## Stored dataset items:
====

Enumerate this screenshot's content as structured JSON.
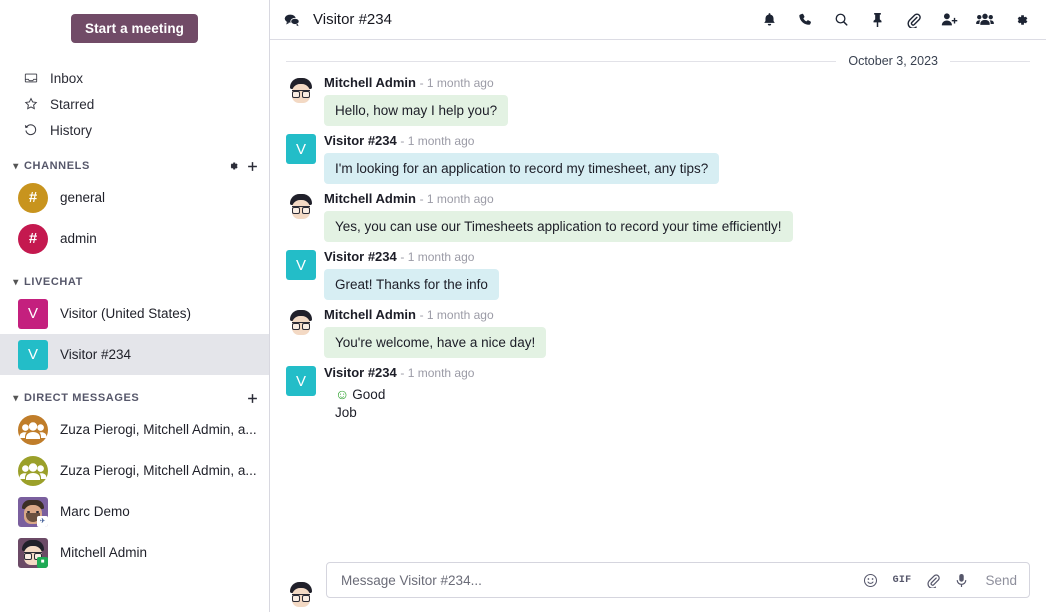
{
  "sidebar": {
    "start_meeting_label": "Start a meeting",
    "quick_links": [
      {
        "label": "Inbox",
        "icon": "inbox-icon"
      },
      {
        "label": "Starred",
        "icon": "star-icon"
      },
      {
        "label": "History",
        "icon": "history-icon"
      }
    ],
    "sections": [
      {
        "title": "CHANNELS",
        "actions": [
          "gear-icon",
          "plus-icon"
        ],
        "items": [
          {
            "label": "general",
            "avatar_text": "#",
            "avatar_color": "#c8941e",
            "shape": "circle"
          },
          {
            "label": "admin",
            "avatar_text": "#",
            "avatar_color": "#c4194f",
            "shape": "circle"
          }
        ]
      },
      {
        "title": "LIVECHAT",
        "actions": [],
        "items": [
          {
            "label": "Visitor (United States)",
            "avatar_text": "V",
            "avatar_color": "#c4207e",
            "shape": "square",
            "active": false
          },
          {
            "label": "Visitor #234",
            "avatar_text": "V",
            "avatar_color": "#23bdc8",
            "shape": "square",
            "active": true
          }
        ]
      },
      {
        "title": "DIRECT MESSAGES",
        "actions": [
          "plus-icon"
        ],
        "items": [
          {
            "label": "Zuza Pierogi, Mitchell Admin, a...",
            "avatar_kind": "group",
            "avatar_color": "#c07d2a"
          },
          {
            "label": "Zuza Pierogi, Mitchell Admin, a...",
            "avatar_kind": "group",
            "avatar_color": "#9ba02a"
          },
          {
            "label": "Marc Demo",
            "avatar_kind": "face-marc",
            "avatar_color": "#7a5f9e"
          },
          {
            "label": "Mitchell Admin",
            "avatar_kind": "face-mitchell",
            "avatar_color": "#6b4a66"
          }
        ]
      }
    ]
  },
  "header": {
    "icon": "comments-icon",
    "title": "Visitor #234",
    "actions": [
      "bell-icon",
      "phone-icon",
      "search-icon",
      "pin-icon",
      "paperclip-icon",
      "add-user-icon",
      "group-icon",
      "gear-icon"
    ]
  },
  "thread": {
    "date_divider": "October 3, 2023",
    "messages": [
      {
        "author": "Mitchell Admin",
        "time": "- 1 month ago",
        "text": "Hello, how may I help you?",
        "style": "green",
        "avatar_kind": "face-mitchell"
      },
      {
        "author": "Visitor #234",
        "time": "- 1 month ago",
        "text": "I'm looking for an application to record my timesheet, any tips?",
        "style": "blue",
        "avatar_kind": "letter",
        "avatar_text": "V",
        "avatar_color": "#23bdc8"
      },
      {
        "author": "Mitchell Admin",
        "time": "- 1 month ago",
        "text": "Yes, you can use our Timesheets application to record your time efficiently!",
        "style": "green",
        "avatar_kind": "face-mitchell"
      },
      {
        "author": "Visitor #234",
        "time": "- 1 month ago",
        "text": "Great! Thanks for the info",
        "style": "blue",
        "avatar_kind": "letter",
        "avatar_text": "V",
        "avatar_color": "#23bdc8"
      },
      {
        "author": "Mitchell Admin",
        "time": "- 1 month ago",
        "text": "You're welcome, have a nice day!",
        "style": "green",
        "avatar_kind": "face-mitchell"
      },
      {
        "author": "Visitor #234",
        "time": "- 1 month ago",
        "text": "Good",
        "text_line2": "Job",
        "emoji": "☺",
        "style": "plain",
        "avatar_kind": "letter",
        "avatar_text": "V",
        "avatar_color": "#23bdc8"
      }
    ]
  },
  "composer": {
    "placeholder": "Message Visitor #234...",
    "value": "",
    "gif_label": "GIF",
    "send_label": "Send",
    "tools": [
      "emoji-icon",
      "gif-icon",
      "paperclip-icon",
      "microphone-icon"
    ]
  },
  "colors": {
    "brand_purple": "#714B67",
    "bubble_green": "#e3f2e3",
    "bubble_blue": "#d7eef3",
    "active_row": "#e4e5ea"
  }
}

====

## Given exercise:
Skip the images and write out the rest of the listing exactly.

## Finished task:
Enumerate this screenshot's content as structured JSON.
{
  "sidebar": {
    "start_meeting_label": "Start a meeting",
    "quick_links": [
      {
        "label": "Inbox",
        "icon": "inbox-icon"
      },
      {
        "label": "Starred",
        "icon": "star-icon"
      },
      {
        "label": "History",
        "icon": "history-icon"
      }
    ],
    "sections": [
      {
        "title": "CHANNELS",
        "actions": [
          "gear-icon",
          "plus-icon"
        ],
        "items": [
          {
            "label": "general",
            "avatar_text": "#",
            "avatar_color": "#c8941e",
            "shape": "circle"
          },
          {
            "label": "admin",
            "avatar_text": "#",
            "avatar_color": "#c4194f",
            "shape": "circle"
          }
        ]
      },
      {
        "title": "LIVECHAT",
        "actions": [],
        "items": [
          {
            "label": "Visitor (United States)",
            "avatar_text": "V",
            "avatar_color": "#c4207e",
            "shape": "square",
            "active": false
          },
          {
            "label": "Visitor #234",
            "avatar_text": "V",
            "avatar_color": "#23bdc8",
            "shape": "square",
            "active": true
          }
        ]
      },
      {
        "title": "DIRECT MESSAGES",
        "actions": [
          "plus-icon"
        ],
        "items": [
          {
            "label": "Zuza Pierogi, Mitchell Admin, a...",
            "avatar_kind": "group",
            "avatar_color": "#c07d2a"
          },
          {
            "label": "Zuza Pierogi, Mitchell Admin, a...",
            "avatar_kind": "group",
            "avatar_color": "#9ba02a"
          },
          {
            "label": "Marc Demo",
            "avatar_kind": "face-marc",
            "avatar_color": "#7a5f9e"
          },
          {
            "label": "Mitchell Admin",
            "avatar_kind": "face-mitchell",
            "avatar_color": "#6b4a66"
          }
        ]
      }
    ]
  },
  "header": {
    "icon": "comments-icon",
    "title": "Visitor #234",
    "actions": [
      "bell-icon",
      "phone-icon",
      "search-icon",
      "pin-icon",
      "paperclip-icon",
      "add-user-icon",
      "group-icon",
      "gear-icon"
    ]
  },
  "thread": {
    "date_divider": "October 3, 2023",
    "messages": [
      {
        "author": "Mitchell Admin",
        "time": "- 1 month ago",
        "text": "Hello, how may I help you?",
        "style": "green",
        "avatar_kind": "face-mitchell"
      },
      {
        "author": "Visitor #234",
        "time": "- 1 month ago",
        "text": "I'm looking for an application to record my timesheet, any tips?",
        "style": "blue",
        "avatar_kind": "letter",
        "avatar_text": "V",
        "avatar_color": "#23bdc8"
      },
      {
        "author": "Mitchell Admin",
        "time": "- 1 month ago",
        "text": "Yes, you can use our Timesheets application to record your time efficiently!",
        "style": "green",
        "avatar_kind": "face-mitchell"
      },
      {
        "author": "Visitor #234",
        "time": "- 1 month ago",
        "text": "Great! Thanks for the info",
        "style": "blue",
        "avatar_kind": "letter",
        "avatar_text": "V",
        "avatar_color": "#23bdc8"
      },
      {
        "author": "Mitchell Admin",
        "time": "- 1 month ago",
        "text": "You're welcome, have a nice day!",
        "style": "green",
        "avatar_kind": "face-mitchell"
      },
      {
        "author": "Visitor #234",
        "time": "- 1 month ago",
        "text": "Good",
        "text_line2": "Job",
        "emoji": "☺",
        "style": "plain",
        "avatar_kind": "letter",
        "avatar_text": "V",
        "avatar_color": "#23bdc8"
      }
    ]
  },
  "composer": {
    "placeholder": "Message Visitor #234...",
    "value": "",
    "gif_label": "GIF",
    "send_label": "Send",
    "tools": [
      "emoji-icon",
      "gif-icon",
      "paperclip-icon",
      "microphone-icon"
    ]
  },
  "colors": {
    "brand_purple": "#714B67",
    "bubble_green": "#e3f2e3",
    "bubble_blue": "#d7eef3",
    "active_row": "#e4e5ea"
  }
}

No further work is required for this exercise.